Passage provided:
────────────────────────────────────────
King County Executive Dow Constantine and District Court Judge Corinna Harn formally open newly-renovated space at Maleng Regional Justice Center in Kent. The renovations are expected to qualify for LEED Platinum green building certification.
King County Executive Dow Constantine, District Court Chief Presiding Judge Corinna Harn, and other local leaders today formally opened newly-renovated space in the courts building at the Maleng Regional Justice Center in Kent. An $8.2 million remodeling project delivered five new courtrooms and associated support space for King County District Court, as well as a new security screening area and a reconfigured rotunda. The renovated area is expected to qualify for LEED Platinum certification for building improvements.
"Thanks to these renovations, the Maleng Regional Justice Center is now more customer-friendly, more jury-friendly, more secure, and more efficient," said Executive Constantine. "These operational improvements will help us live up to the legacy of the beloved public servant after whom this facility is named."
"With the opening of the five District Courtrooms and the District Court Clerk's office at the Maleng Regional Justice Center, King County has enhanced the vision and mission of providing a full-service regional justice center for south King County," Judge Harn said. "This highly functional and efficient facility is the culmination of thousands of hours of hard work and many partnerships both within King County and across jurisdictions, especially with the City of Kent. It brings sufficient courtrooms to handle the district court workload in south King County for the first time in more than ten years."
────────────────────────────────────────
Information shown:
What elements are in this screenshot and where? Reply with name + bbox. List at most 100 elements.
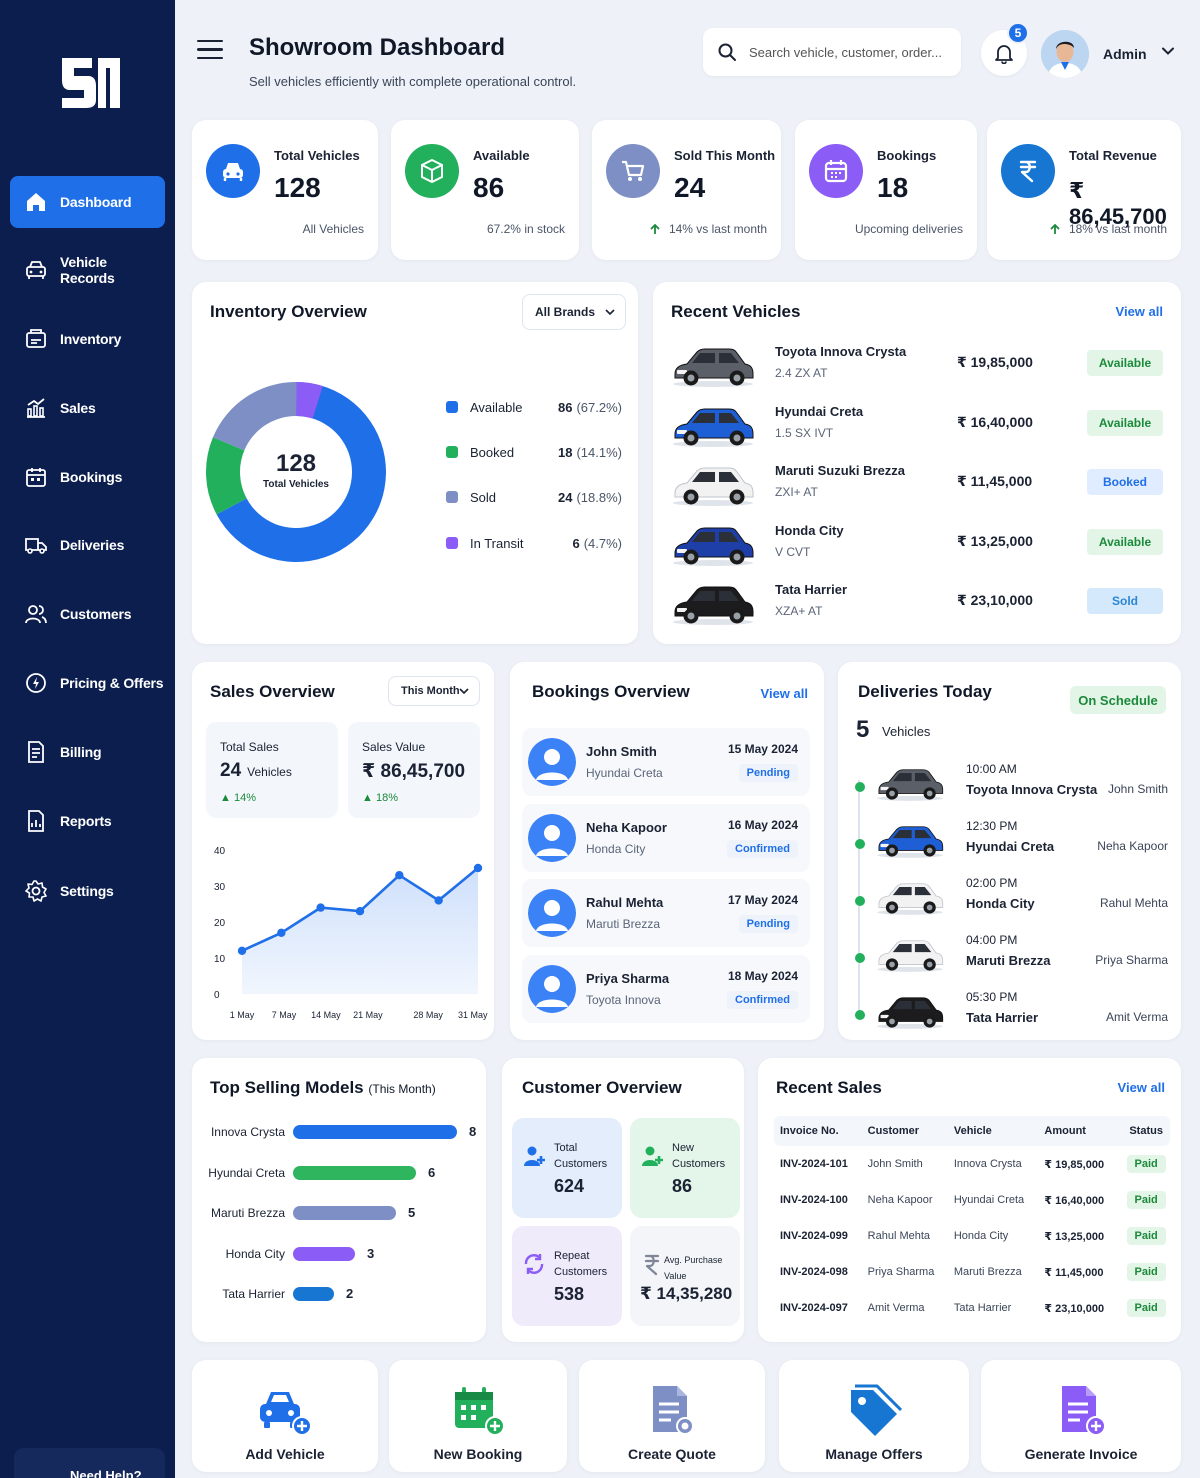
────────────────────────────────────────
Jobs:
1. Copy the passage of the justice center press release from "King County Executive Dow Constantine, District" up to and including "for building improvements.".
2. From the justice center press release, list each thing the $8.2 million remodeling project delivered.
3. Resume the press release about the Maleng Regional Justice Center renovation after its last sentence.

The responses:
1.
King County Executive Dow Constantine, District Court Chief Presiding Judge Corinna Harn, and other local leaders today formally opened newly-renovated space in the courts building at the Maleng Regional Justice Center in Kent. An $8.2 million remodeling project delivered five new courtrooms and associated support space for King County District Court, as well as a new security screening area and a reconfigured rotunda. The renovated area is expected to qualify for LEED Platinum certification for building improvements.

2.
- Five new courtrooms for King County District Court
- Associated support space for King County District Court
- A new security screening area
- A reconfigured rotunda

3.
The improvements made in the new District Court area of the building make it the first "courthouse" in King County eligible for LEED Platinum status. LEED Platinum is the highest possible certification offered by the U.S. Green Building Council. 95 percent of demolition and construction debris generated by the remodeling was diverted from the waste stream, saving landfill space and money on disposal fees. In addition, the newly-renovated space will use 35 percent less energy through a combination of enhancements, including all-LED lighting in courtrooms and offices. Like the rest of the justice center complex, the remodeled area uses 100 percent renewable sources of electricity.
Other improvements to the Maleng Regional Justice Center (MRJC) courts building include better-functioning space for marshals, prosecutors, public defenders, and others who use the facility. The project also enhanced the MRJC rotunda by moving the security screening station to the rear of the courts building, nearer to the parking garage. For visitors with disabilities, the project created additional accessible parking spaces in the garage. Finally, two pieces of public art were moved to new locations within the courts building, giving them more prominence.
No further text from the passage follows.